● **The request**
Select all lines with the string "JSON" in them, and copy those lines.

** start of Input data **

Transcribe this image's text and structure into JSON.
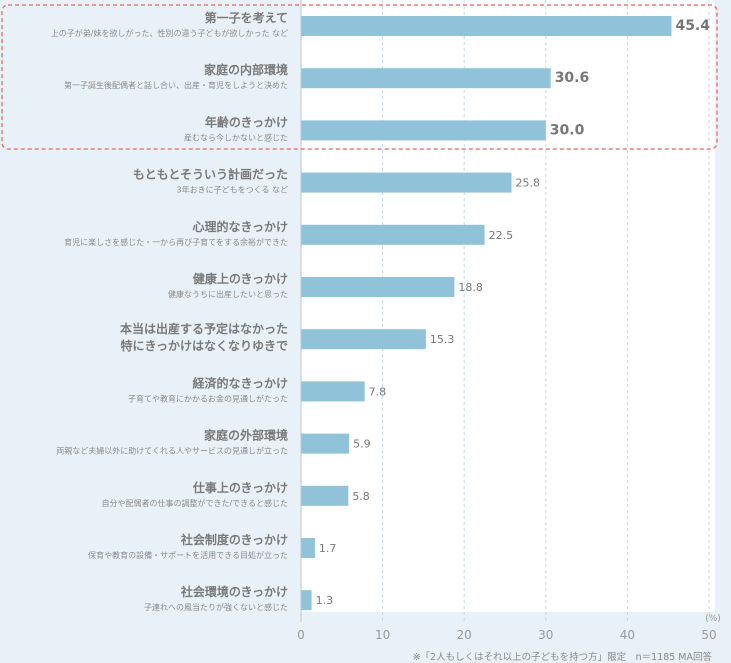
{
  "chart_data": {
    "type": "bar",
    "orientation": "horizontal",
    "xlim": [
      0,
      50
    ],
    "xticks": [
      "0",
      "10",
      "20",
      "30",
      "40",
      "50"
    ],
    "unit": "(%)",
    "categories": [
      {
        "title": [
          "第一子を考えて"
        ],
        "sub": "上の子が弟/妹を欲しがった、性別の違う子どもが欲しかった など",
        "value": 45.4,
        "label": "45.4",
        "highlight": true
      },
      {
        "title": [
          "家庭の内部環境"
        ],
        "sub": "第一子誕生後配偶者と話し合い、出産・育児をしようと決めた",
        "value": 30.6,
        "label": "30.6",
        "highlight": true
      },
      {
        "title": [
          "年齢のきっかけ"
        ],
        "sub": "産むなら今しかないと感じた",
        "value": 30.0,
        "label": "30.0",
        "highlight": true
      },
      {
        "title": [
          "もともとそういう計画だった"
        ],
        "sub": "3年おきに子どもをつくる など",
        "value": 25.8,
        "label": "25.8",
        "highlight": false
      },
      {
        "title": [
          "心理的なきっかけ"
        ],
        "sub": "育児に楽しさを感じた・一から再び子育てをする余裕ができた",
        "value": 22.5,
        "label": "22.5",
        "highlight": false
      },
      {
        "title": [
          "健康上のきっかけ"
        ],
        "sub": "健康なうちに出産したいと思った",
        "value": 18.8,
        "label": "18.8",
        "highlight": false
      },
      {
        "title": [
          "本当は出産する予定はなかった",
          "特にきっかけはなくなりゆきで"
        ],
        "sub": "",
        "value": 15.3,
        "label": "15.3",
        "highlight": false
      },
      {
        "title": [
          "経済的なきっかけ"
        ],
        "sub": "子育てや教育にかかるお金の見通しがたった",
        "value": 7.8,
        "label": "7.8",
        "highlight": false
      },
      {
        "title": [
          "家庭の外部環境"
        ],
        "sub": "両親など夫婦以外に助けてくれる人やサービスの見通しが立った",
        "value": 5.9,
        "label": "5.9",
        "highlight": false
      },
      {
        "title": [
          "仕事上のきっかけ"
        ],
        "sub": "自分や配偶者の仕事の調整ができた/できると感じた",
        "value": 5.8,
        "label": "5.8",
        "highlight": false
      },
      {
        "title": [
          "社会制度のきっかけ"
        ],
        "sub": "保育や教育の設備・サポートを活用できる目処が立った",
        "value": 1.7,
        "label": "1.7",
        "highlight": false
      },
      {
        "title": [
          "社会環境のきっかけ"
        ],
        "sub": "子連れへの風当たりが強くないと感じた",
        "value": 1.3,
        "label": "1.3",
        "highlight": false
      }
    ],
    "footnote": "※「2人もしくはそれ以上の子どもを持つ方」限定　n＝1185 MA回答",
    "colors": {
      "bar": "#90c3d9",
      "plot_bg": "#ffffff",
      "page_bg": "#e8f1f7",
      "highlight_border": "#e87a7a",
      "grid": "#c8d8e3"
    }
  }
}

** end of Input data **
** start of Input data **

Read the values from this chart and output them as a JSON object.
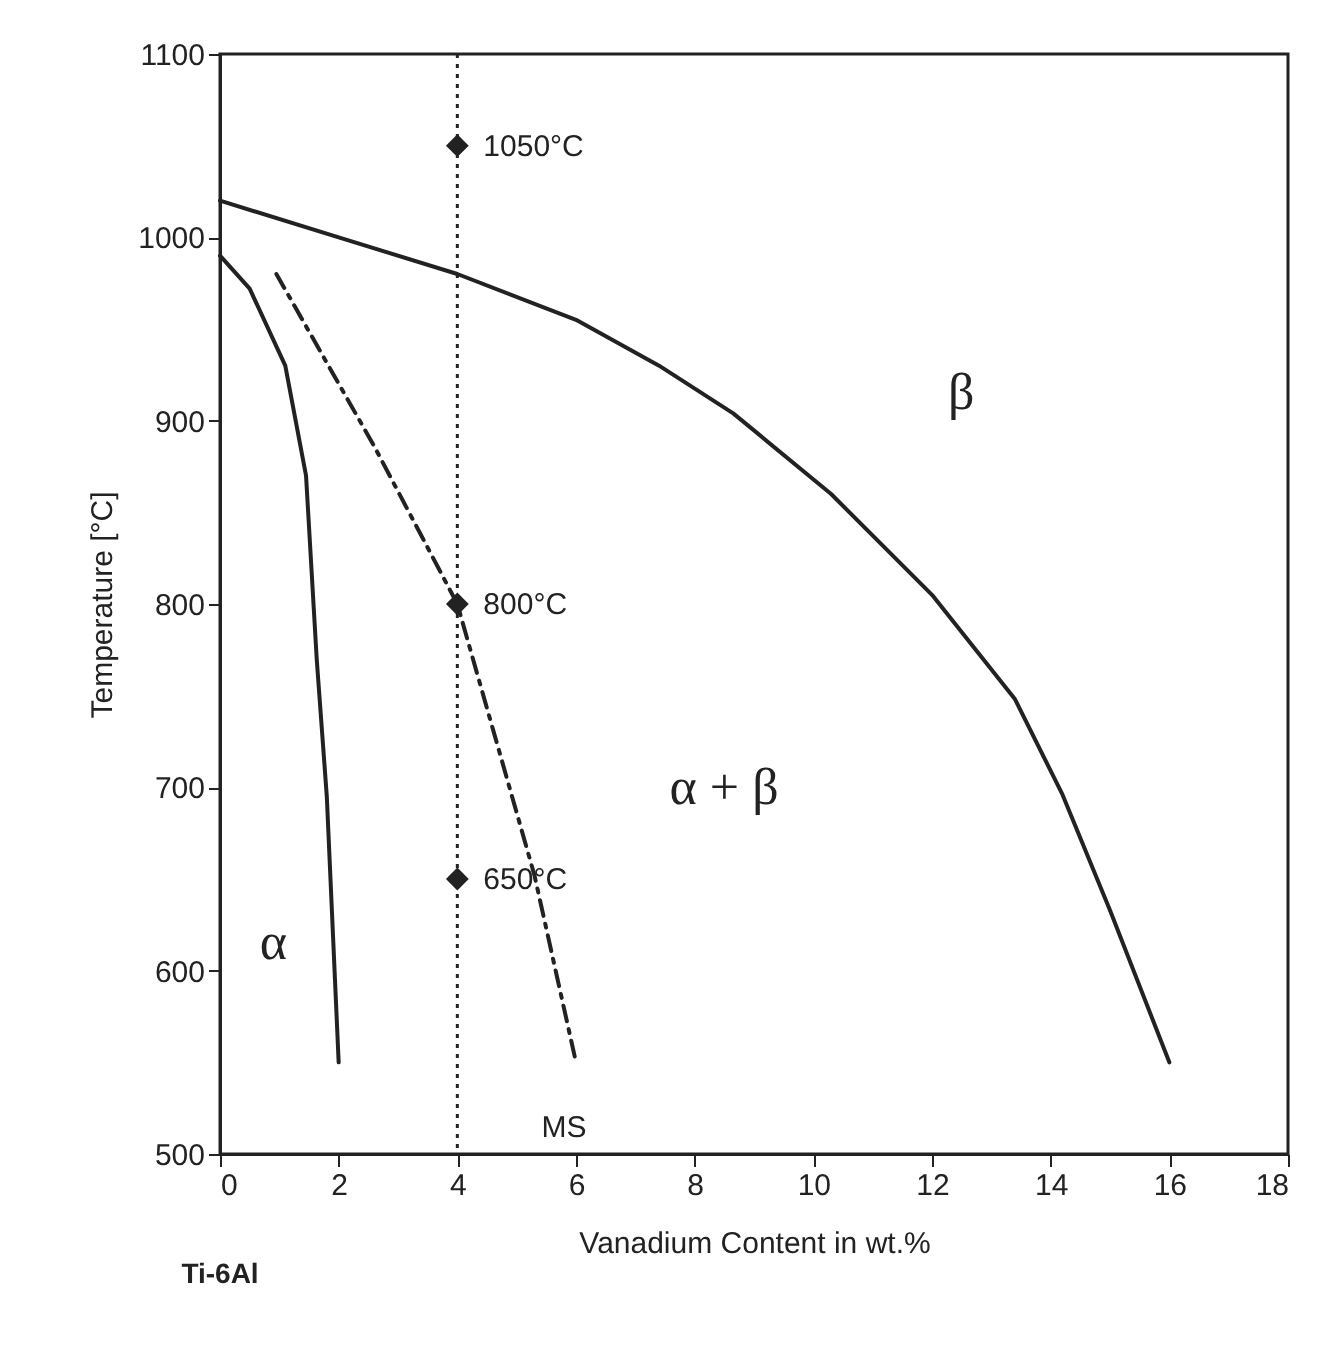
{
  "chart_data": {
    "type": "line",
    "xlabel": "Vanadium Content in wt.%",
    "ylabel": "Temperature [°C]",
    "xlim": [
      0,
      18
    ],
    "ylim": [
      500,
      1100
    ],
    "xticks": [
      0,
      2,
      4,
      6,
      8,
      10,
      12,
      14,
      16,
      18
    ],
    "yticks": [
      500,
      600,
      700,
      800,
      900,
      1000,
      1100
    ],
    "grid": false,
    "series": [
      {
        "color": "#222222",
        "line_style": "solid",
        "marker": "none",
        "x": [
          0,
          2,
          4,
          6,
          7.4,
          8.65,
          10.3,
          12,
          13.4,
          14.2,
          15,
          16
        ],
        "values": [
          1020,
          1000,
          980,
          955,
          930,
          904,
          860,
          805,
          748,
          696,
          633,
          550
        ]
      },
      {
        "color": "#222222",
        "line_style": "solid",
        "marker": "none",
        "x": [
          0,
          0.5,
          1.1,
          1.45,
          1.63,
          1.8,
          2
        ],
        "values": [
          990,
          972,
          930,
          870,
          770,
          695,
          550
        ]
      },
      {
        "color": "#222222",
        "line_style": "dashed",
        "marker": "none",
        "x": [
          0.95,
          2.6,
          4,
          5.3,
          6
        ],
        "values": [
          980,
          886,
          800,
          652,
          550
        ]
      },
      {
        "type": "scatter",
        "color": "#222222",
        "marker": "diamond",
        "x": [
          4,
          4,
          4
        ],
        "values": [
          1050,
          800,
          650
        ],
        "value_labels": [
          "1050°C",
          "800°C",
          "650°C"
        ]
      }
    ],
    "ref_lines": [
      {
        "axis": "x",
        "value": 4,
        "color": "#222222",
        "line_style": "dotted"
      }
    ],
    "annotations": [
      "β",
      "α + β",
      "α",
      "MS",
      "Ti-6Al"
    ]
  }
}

** end of Input data **

● **Answer in full**
Transcribe this image's text and structure into JSON.
Read the values from this chart and output them as a JSON object.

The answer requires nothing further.